# [GIVEN PROBLEM]
Pick out the lines containing "tourists".

# [ENTRIES SUPPLIED]
——————
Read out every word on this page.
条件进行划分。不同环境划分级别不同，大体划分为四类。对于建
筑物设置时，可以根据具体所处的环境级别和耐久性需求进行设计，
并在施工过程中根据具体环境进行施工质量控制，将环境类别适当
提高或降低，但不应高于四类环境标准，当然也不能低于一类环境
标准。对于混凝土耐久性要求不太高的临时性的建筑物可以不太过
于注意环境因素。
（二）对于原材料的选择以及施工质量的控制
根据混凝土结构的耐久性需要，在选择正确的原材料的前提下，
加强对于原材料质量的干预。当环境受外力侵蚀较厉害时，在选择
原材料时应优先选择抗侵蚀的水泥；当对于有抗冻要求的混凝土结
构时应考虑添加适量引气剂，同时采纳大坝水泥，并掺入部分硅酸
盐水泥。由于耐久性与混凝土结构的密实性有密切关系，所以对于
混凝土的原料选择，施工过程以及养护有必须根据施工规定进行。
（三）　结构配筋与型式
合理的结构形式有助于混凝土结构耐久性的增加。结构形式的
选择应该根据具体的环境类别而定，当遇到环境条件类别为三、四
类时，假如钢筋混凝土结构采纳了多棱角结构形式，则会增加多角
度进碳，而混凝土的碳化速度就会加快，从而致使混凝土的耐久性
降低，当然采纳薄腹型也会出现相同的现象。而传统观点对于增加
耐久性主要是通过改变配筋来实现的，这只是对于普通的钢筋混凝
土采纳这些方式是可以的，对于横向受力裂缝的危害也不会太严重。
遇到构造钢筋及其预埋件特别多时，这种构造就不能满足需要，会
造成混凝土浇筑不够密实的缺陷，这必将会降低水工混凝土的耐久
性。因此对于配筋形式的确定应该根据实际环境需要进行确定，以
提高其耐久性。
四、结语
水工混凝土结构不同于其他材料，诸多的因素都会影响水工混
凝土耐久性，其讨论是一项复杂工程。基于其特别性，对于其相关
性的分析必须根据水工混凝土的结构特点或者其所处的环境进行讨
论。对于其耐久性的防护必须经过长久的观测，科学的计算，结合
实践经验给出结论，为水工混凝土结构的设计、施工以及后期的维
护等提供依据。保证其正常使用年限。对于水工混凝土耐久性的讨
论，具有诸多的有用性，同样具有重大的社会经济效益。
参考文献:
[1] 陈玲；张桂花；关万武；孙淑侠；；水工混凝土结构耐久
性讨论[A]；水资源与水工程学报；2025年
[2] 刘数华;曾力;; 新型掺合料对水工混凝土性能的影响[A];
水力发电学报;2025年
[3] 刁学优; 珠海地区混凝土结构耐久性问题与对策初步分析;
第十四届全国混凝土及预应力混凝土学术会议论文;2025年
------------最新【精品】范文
——————
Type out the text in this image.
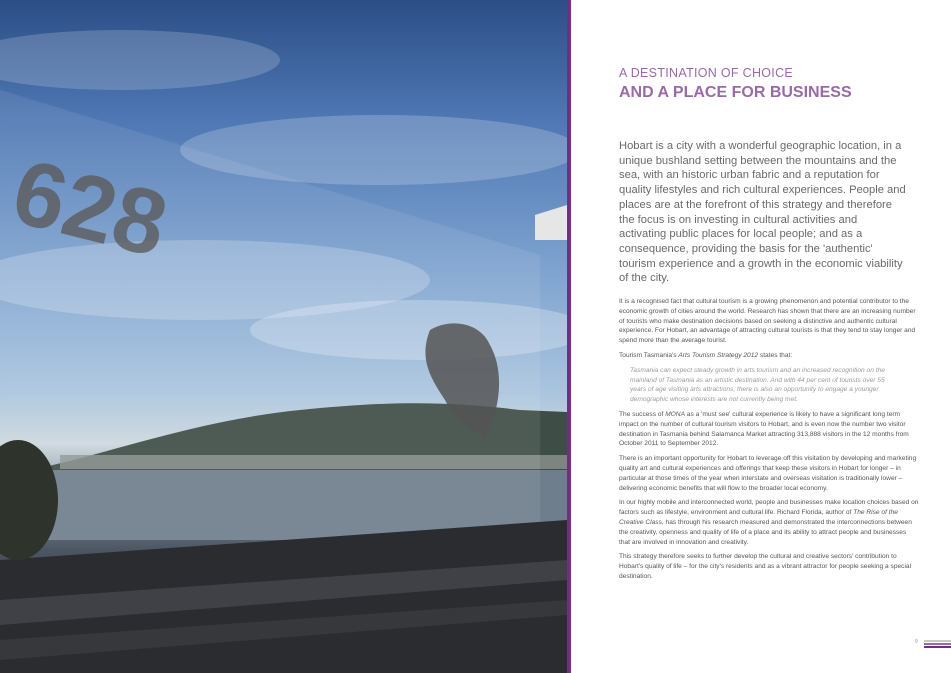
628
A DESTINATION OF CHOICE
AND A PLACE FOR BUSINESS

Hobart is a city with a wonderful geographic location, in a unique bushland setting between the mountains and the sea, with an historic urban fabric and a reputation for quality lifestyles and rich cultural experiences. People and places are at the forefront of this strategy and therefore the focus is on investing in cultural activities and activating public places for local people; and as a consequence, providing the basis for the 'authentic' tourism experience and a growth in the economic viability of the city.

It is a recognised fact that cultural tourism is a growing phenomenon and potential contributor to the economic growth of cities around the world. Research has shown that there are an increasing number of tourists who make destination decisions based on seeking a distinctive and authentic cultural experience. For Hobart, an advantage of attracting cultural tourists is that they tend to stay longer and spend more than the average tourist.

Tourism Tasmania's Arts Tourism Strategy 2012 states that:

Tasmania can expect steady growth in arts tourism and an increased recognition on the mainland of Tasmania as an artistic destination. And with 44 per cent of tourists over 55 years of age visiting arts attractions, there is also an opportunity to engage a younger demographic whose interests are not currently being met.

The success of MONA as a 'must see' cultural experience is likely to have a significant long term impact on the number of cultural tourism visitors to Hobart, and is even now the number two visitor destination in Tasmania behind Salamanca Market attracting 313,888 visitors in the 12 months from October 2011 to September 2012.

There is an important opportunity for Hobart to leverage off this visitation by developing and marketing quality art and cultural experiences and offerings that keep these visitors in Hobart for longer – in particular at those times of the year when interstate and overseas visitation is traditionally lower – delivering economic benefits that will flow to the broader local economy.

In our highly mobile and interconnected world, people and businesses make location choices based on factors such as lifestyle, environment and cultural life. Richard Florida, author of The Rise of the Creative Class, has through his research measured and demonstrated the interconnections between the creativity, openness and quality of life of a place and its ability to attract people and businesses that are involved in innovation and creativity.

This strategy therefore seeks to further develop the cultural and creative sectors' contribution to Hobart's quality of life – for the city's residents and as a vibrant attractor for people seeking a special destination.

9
——————
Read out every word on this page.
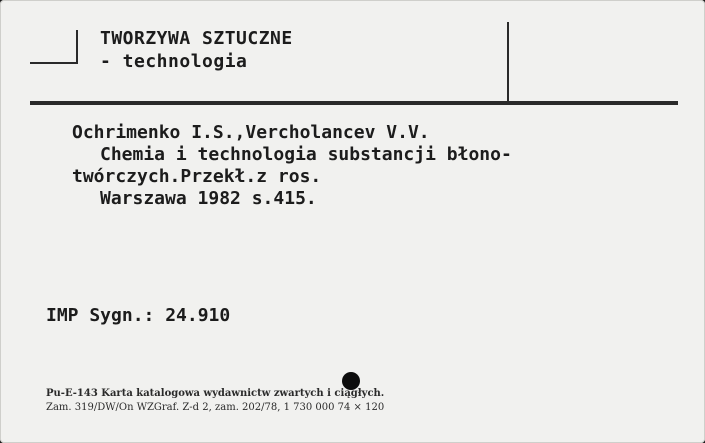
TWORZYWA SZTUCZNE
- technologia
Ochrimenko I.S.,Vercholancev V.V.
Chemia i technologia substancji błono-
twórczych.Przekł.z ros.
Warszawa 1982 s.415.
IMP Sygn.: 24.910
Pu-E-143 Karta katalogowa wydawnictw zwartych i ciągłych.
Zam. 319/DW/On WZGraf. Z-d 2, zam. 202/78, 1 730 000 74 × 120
——————
# [EXPECTED OUTPUT]
It is a recognised fact that cultural tourism is a growing phenomenon and potential contributor to the economic growth of cities around the world. Research has shown that there are an increasing number of tourists who make destination decisions based on seeking a distinctive and authentic cultural experience. For Hobart, an advantage of attracting cultural tourists is that they tend to stay longer and spend more than the average tourist.
Tasmania can expect steady growth in arts tourism and an increased recognition on the mainland of Tasmania as an artistic destination. And with 44 per cent of tourists over 55 years of age visiting arts attractions, there is also an opportunity to engage a younger demographic whose interests are not currently being met.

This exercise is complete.